◆ **EXERCISE INSTRUCTIONS**
In the material below, find every line with "ylabel" and pull it out.

*-*-*

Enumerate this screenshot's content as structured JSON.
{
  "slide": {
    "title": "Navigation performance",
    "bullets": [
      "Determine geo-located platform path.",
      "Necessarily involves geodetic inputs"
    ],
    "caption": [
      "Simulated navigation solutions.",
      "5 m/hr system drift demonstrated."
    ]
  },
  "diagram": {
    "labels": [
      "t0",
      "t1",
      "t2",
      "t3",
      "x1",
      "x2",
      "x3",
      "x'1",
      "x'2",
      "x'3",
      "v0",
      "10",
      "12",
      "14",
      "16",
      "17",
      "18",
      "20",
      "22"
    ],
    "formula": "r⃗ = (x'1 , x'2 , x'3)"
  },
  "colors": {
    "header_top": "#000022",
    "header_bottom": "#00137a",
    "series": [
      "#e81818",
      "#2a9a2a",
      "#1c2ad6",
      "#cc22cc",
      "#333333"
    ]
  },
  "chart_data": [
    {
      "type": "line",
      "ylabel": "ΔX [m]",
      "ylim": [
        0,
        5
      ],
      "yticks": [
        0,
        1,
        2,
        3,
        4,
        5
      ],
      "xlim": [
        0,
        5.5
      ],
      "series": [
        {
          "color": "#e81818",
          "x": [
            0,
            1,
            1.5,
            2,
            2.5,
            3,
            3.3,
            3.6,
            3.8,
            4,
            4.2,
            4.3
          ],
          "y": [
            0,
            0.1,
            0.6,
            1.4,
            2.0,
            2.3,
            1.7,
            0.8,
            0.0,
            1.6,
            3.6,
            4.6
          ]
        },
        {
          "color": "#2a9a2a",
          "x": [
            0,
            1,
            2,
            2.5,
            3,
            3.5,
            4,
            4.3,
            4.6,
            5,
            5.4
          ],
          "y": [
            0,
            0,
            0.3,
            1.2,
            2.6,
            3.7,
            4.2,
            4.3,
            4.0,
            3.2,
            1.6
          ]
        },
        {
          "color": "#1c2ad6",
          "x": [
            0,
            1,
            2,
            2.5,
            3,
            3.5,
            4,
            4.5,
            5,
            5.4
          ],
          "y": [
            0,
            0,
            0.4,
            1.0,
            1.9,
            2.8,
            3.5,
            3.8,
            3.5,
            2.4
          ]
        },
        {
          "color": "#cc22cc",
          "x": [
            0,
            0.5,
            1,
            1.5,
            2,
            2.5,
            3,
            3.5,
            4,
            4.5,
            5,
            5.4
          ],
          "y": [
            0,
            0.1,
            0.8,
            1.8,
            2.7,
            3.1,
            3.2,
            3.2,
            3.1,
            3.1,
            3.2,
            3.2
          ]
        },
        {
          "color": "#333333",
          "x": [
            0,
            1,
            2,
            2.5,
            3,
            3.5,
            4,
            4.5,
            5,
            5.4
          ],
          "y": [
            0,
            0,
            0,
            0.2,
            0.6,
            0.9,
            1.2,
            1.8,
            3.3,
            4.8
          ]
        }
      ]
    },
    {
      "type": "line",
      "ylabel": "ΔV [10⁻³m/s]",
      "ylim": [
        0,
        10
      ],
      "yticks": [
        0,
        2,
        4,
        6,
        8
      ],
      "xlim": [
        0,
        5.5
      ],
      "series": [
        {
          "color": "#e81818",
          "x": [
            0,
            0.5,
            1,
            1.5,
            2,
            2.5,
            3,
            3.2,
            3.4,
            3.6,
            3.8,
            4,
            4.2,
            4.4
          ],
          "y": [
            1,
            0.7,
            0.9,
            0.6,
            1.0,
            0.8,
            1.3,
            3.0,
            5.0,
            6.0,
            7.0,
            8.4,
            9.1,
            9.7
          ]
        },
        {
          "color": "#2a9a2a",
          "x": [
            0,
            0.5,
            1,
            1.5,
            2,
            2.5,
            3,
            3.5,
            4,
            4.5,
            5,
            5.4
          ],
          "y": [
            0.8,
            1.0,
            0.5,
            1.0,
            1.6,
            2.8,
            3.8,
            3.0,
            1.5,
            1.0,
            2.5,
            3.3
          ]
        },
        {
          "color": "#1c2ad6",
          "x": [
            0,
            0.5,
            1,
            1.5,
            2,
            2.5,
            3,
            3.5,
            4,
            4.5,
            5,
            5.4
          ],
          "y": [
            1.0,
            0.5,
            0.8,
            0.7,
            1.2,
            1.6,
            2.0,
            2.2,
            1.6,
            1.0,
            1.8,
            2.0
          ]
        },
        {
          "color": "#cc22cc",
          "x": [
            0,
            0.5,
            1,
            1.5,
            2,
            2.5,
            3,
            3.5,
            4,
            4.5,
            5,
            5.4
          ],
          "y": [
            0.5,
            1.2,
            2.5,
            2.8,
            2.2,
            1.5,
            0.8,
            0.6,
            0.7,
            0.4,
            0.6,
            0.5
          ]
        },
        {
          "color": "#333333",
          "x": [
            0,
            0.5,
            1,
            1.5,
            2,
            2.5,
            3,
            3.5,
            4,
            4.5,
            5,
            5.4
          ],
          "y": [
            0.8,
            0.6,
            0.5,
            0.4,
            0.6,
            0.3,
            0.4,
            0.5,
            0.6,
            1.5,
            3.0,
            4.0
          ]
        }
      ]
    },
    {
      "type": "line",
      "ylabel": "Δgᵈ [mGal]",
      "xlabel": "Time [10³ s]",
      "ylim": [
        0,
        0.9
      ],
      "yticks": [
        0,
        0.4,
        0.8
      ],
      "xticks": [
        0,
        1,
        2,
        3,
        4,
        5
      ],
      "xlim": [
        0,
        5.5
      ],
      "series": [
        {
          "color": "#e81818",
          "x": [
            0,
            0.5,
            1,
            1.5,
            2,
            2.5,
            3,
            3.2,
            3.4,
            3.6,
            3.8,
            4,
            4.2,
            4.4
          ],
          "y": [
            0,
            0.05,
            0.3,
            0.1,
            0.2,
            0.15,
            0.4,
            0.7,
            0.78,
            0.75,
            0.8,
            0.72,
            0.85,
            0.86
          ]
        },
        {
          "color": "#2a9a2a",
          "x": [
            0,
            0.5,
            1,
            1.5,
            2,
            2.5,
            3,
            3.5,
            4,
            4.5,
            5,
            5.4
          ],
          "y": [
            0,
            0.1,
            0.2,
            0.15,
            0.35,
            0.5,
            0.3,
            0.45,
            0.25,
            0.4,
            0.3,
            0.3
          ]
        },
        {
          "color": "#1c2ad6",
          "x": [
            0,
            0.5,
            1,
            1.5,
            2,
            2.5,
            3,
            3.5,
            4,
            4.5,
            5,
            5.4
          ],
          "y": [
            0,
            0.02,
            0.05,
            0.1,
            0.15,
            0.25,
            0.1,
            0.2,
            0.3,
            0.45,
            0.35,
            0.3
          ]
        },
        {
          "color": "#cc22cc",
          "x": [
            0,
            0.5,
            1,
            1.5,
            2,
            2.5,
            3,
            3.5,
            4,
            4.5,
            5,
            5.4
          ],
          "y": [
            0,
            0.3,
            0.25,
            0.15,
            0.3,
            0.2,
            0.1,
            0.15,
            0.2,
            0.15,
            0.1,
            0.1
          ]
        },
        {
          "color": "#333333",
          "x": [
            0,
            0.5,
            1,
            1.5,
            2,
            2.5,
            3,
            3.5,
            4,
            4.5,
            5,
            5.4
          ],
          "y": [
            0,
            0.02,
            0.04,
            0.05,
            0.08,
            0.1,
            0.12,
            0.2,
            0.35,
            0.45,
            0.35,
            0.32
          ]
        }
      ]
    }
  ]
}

*-*-*

◆ **WRITTEN RESPONSE**
      "ylabel": "ΔX [m]",
      "ylabel": "ΔV [10⁻³m/s]",
      "ylabel": "Δgᵈ [mGal]",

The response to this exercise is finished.